━━ EXTRACTED INFORMATION
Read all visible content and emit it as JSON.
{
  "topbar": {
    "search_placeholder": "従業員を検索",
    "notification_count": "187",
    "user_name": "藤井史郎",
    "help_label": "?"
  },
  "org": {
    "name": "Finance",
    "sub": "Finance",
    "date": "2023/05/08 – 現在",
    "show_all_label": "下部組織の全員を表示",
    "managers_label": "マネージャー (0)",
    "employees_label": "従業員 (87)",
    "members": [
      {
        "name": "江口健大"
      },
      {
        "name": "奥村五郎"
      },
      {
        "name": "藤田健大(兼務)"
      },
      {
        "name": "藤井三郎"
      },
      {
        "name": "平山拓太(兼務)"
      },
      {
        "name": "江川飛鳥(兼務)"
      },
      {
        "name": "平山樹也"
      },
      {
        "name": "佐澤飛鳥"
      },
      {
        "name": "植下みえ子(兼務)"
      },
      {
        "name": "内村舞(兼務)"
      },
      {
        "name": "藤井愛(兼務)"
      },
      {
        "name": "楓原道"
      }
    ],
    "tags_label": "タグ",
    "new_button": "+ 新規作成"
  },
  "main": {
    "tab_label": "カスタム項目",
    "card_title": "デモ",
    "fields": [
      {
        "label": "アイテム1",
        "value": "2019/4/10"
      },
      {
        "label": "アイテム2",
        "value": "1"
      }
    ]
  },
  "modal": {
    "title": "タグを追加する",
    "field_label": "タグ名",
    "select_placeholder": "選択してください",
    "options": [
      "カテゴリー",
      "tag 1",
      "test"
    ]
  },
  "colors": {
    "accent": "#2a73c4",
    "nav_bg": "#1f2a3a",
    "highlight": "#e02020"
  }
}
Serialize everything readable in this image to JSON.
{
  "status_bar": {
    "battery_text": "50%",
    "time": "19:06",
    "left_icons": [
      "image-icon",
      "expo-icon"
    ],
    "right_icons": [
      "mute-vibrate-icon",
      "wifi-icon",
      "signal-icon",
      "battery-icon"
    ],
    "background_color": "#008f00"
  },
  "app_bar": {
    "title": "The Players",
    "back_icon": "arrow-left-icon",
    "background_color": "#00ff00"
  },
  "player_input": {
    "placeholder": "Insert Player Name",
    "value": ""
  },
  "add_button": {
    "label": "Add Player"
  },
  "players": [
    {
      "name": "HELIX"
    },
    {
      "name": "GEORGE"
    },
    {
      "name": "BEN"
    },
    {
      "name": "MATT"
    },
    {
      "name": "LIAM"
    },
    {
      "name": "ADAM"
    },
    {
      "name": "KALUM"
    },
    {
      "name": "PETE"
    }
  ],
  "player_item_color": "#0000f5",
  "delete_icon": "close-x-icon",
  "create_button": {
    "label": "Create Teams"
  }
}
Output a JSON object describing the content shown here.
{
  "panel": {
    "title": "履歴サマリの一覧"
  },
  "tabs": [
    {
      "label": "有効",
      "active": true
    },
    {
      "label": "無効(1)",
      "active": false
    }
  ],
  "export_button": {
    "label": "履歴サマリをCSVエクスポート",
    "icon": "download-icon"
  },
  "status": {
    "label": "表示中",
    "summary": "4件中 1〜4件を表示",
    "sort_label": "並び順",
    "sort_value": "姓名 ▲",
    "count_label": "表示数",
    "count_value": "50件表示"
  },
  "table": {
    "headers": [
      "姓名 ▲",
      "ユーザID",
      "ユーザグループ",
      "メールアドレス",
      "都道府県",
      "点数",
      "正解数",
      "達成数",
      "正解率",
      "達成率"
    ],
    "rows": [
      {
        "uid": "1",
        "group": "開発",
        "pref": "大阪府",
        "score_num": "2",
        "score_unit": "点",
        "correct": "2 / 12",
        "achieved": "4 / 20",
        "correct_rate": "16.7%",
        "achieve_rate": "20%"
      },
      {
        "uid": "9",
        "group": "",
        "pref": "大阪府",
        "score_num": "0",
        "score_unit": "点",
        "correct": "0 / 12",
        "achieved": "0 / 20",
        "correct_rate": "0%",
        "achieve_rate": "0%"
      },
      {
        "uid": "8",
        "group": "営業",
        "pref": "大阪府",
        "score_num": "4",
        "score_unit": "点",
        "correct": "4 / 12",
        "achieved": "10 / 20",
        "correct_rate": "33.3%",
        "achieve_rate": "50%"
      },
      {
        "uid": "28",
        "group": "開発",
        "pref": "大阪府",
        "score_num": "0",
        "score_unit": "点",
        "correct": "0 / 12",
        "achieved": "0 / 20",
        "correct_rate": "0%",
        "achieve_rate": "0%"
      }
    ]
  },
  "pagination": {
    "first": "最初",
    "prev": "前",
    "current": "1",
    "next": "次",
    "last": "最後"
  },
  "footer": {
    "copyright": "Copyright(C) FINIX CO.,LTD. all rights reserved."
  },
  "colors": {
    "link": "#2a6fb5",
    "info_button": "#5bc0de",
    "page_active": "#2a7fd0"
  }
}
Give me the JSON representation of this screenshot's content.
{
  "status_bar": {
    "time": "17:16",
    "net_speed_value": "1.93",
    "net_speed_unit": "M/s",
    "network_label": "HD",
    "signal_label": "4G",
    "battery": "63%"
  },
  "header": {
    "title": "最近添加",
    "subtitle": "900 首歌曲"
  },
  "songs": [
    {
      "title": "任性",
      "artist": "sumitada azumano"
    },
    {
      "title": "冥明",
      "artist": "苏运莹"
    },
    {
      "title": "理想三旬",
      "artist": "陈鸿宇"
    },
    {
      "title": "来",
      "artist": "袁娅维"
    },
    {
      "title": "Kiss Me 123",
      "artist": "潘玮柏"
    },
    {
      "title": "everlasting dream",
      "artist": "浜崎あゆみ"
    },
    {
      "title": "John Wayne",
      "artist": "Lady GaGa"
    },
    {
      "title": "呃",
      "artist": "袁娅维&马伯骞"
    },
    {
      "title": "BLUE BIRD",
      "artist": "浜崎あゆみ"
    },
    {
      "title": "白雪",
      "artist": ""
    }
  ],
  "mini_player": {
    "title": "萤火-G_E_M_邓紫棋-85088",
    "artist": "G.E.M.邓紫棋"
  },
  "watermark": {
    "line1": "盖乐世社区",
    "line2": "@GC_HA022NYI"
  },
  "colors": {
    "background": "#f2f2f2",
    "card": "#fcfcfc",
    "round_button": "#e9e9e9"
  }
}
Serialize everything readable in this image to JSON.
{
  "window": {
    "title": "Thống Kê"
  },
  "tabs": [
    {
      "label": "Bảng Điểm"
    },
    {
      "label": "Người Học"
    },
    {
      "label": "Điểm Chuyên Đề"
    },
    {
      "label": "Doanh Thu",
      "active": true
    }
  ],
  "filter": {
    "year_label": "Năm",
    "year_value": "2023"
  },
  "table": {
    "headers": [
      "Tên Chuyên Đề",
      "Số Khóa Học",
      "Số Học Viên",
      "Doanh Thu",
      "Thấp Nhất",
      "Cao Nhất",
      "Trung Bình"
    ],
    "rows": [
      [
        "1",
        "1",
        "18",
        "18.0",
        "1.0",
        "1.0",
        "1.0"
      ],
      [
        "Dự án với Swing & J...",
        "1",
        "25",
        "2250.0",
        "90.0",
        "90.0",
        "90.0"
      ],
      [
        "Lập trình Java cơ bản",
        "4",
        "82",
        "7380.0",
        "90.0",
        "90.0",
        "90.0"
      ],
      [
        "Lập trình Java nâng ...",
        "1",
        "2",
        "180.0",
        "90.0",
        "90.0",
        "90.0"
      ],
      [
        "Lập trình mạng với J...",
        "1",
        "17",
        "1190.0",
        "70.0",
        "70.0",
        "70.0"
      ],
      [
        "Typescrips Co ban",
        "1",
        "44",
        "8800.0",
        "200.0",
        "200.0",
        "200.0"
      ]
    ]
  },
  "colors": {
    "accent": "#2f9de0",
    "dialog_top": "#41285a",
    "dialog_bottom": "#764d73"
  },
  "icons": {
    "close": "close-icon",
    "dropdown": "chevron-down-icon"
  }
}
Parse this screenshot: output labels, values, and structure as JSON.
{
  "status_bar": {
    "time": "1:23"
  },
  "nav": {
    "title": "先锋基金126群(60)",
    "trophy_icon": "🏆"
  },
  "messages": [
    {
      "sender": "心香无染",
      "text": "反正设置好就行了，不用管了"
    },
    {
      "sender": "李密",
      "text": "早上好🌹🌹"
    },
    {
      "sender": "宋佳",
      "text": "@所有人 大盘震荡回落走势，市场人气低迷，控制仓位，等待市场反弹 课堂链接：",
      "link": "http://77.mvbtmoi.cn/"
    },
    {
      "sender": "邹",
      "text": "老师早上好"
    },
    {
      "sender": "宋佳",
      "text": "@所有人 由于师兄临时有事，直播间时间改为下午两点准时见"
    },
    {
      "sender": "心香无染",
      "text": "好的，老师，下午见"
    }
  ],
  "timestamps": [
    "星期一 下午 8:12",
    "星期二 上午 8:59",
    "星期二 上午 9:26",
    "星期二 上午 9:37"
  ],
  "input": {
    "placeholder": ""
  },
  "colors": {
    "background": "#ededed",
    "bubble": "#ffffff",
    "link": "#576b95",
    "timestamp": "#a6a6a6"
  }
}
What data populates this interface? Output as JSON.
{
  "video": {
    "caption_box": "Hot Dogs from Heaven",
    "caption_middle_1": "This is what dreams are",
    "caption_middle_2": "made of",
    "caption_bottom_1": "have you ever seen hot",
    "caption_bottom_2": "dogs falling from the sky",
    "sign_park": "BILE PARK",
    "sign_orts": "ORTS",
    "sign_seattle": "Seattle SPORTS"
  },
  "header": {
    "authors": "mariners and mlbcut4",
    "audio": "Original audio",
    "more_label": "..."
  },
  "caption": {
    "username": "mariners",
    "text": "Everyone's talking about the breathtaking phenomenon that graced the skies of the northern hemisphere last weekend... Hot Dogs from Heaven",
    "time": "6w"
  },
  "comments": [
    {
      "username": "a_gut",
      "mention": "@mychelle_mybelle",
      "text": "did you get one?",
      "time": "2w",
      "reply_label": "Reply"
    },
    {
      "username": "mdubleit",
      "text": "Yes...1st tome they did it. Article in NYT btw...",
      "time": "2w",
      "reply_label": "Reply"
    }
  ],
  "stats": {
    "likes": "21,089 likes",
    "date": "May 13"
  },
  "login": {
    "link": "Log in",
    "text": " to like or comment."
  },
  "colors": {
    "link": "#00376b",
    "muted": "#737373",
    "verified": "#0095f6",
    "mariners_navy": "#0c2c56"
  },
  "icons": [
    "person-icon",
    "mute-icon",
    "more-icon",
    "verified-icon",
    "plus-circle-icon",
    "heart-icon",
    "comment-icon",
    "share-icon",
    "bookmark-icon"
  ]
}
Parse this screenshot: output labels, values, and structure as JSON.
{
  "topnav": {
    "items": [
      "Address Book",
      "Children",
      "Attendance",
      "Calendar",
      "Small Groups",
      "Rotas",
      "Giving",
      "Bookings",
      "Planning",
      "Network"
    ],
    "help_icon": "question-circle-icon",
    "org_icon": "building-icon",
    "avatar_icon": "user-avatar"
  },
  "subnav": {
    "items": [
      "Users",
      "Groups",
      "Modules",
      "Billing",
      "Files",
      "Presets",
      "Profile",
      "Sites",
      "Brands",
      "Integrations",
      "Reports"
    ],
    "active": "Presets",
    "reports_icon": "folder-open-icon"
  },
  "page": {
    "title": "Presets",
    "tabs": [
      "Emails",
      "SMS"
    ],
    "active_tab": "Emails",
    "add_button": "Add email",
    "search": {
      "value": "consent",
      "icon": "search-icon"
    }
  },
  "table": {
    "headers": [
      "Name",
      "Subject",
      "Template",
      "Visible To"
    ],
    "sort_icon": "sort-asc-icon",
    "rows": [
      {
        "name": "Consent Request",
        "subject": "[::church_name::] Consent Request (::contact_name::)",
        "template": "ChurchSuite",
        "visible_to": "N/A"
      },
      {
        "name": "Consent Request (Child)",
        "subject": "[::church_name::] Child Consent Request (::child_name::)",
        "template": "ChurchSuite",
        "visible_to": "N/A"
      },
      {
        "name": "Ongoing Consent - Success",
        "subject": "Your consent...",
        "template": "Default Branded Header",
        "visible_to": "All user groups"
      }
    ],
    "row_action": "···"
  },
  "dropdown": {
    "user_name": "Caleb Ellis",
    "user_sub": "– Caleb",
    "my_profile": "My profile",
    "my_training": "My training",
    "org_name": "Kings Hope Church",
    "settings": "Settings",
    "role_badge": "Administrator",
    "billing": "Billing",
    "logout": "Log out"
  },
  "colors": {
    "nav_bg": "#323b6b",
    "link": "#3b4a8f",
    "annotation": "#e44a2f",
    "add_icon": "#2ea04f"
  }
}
━━━━
EXERCISE AIM
Gather every line from the entries above where the word "circle" appears, and copy them.

REPLY TO THE TASK
    "plus-circle-icon",
    "help_icon": "question-circle-icon",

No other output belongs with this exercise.